··· Dataset excerpts ···

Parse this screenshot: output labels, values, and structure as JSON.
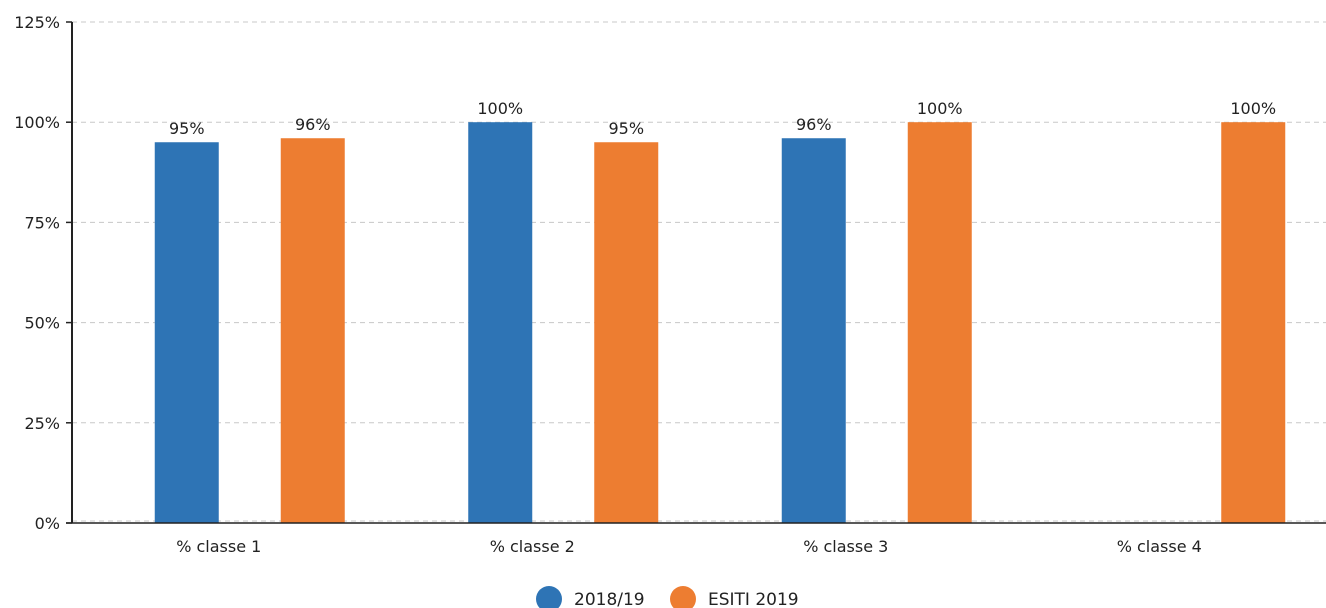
{
  "chart_data": {
    "type": "bar",
    "categories": [
      "% classe 1",
      "% classe 2",
      "% classe 3",
      "% classe 4"
    ],
    "series": [
      {
        "name": "2018/19",
        "values": [
          95,
          100,
          96,
          null
        ],
        "labels": [
          "95%",
          "100%",
          "96%",
          ""
        ]
      },
      {
        "name": "ESITI 2019",
        "values": [
          96,
          95,
          100,
          100
        ],
        "labels": [
          "96%",
          "95%",
          "100%",
          "100%"
        ]
      }
    ],
    "y_ticks": [
      0,
      25,
      50,
      75,
      100,
      125
    ],
    "y_tick_labels": [
      "0%",
      "25%",
      "50%",
      "75%",
      "100%",
      "125%"
    ],
    "ylim": [
      0,
      125
    ],
    "title": "",
    "xlabel": "",
    "ylabel": "",
    "grid": true,
    "legend_position": "bottom-center"
  },
  "colors": {
    "series": [
      "#2e74b5",
      "#ed7d31"
    ],
    "grid": "#c8c8c8",
    "axis": "#222222"
  }
}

···

> Exercise task
Transcribe all the lines above exactly, apart from the pictures.

> Solved problem
Parse this screenshot: output labels, values, and structure as JSON.
{
  "chart_data": {
    "type": "bar",
    "categories": [
      "% classe 1",
      "% classe 2",
      "% classe 3",
      "% classe 4"
    ],
    "series": [
      {
        "name": "2018/19",
        "values": [
          95,
          100,
          96,
          null
        ],
        "labels": [
          "95%",
          "100%",
          "96%",
          ""
        ]
      },
      {
        "name": "ESITI 2019",
        "values": [
          96,
          95,
          100,
          100
        ],
        "labels": [
          "96%",
          "95%",
          "100%",
          "100%"
        ]
      }
    ],
    "y_ticks": [
      0,
      25,
      50,
      75,
      100,
      125
    ],
    "y_tick_labels": [
      "0%",
      "25%",
      "50%",
      "75%",
      "100%",
      "125%"
    ],
    "ylim": [
      0,
      125
    ],
    "title": "",
    "xlabel": "",
    "ylabel": "",
    "grid": true,
    "legend_position": "bottom-center"
  },
  "colors": {
    "series": [
      "#2e74b5",
      "#ed7d31"
    ],
    "grid": "#c8c8c8",
    "axis": "#222222"
  }
}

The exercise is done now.